# What is being asked
Skip every image and restate the data word for word.

--- Data to use ---

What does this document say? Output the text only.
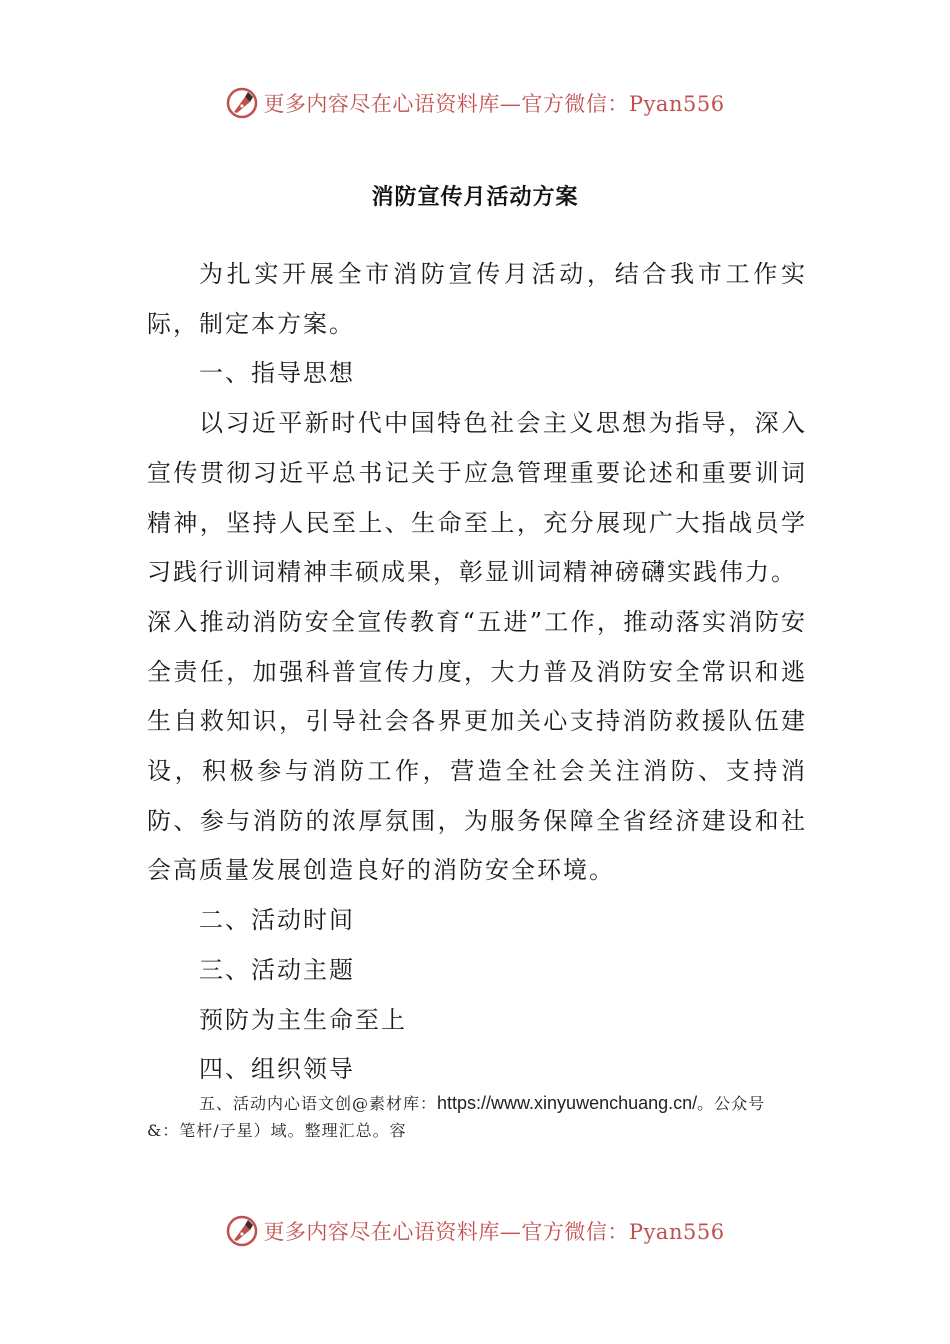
更多内容尽在心语资料库—官方微信：Pyan556
消防宣传月活动方案

为扎实开展全市消防宣传月活动，结合我市工作实际，制定本方案。

一、指导思想

以习近平新时代中国特色社会主义思想为指导，深入宣传贯彻习近平总书记关于应急管理重要论述和重要训词精神，坚持人民至上、生命至上，充分展现广大指战员学习践行训词精神丰硕成果，彰显训词精神磅礴实践伟力。

深入推动消防安全宣传教育“五进”工作，推动落实消防安全责任，加强科普宣传力度，大力普及消防安全常识和逃生自救知识，引导社会各界更加关心支持消防救援队伍建设，积极参与消防工作，营造全社会关注消防、支持消防、参与消防的浓厚氛围，为服务保障全省经济建设和社会高质量发展创造良好的消防安全环境。

二、活动时间

三、活动主题

预防为主生命至上

四、组织领导

五、活动内心语文创@素材库：https://www.xinyuwenchuang.cn/。公众号
&：笔杆/子星）域。整理汇总。容
更多内容尽在心语资料库—官方微信：Pyan556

---

# Written answer
What does this document say? Output the text only.
更多内容尽在心语资料库—官方微信：Pyan556
消防宣传月活动方案

为扎实开展全市消防宣传月活动，结合我市工作实际，制定本方案。

一、指导思想

以习近平新时代中国特色社会主义思想为指导，深入宣传贯彻习近平总书记关于应急管理重要论述和重要训词精神，坚持人民至上、生命至上，充分展现广大指战员学习践行训词精神丰硕成果，彰显训词精神磅礴实践伟力。

深入推动消防安全宣传教育“五进”工作，推动落实消防安全责任，加强科普宣传力度，大力普及消防安全常识和逃生自救知识，引导社会各界更加关心支持消防救援队伍建设，积极参与消防工作，营造全社会关注消防、支持消防、参与消防的浓厚氛围，为服务保障全省经济建设和社会高质量发展创造良好的消防安全环境。

二、活动时间

三、活动主题

预防为主生命至上

四、组织领导

五、活动内心语文创@素材库：https://www.xinyuwenchuang.cn/。公众号
&：笔杆/子星）域。整理汇总。容
更多内容尽在心语资料库—官方微信：Pyan556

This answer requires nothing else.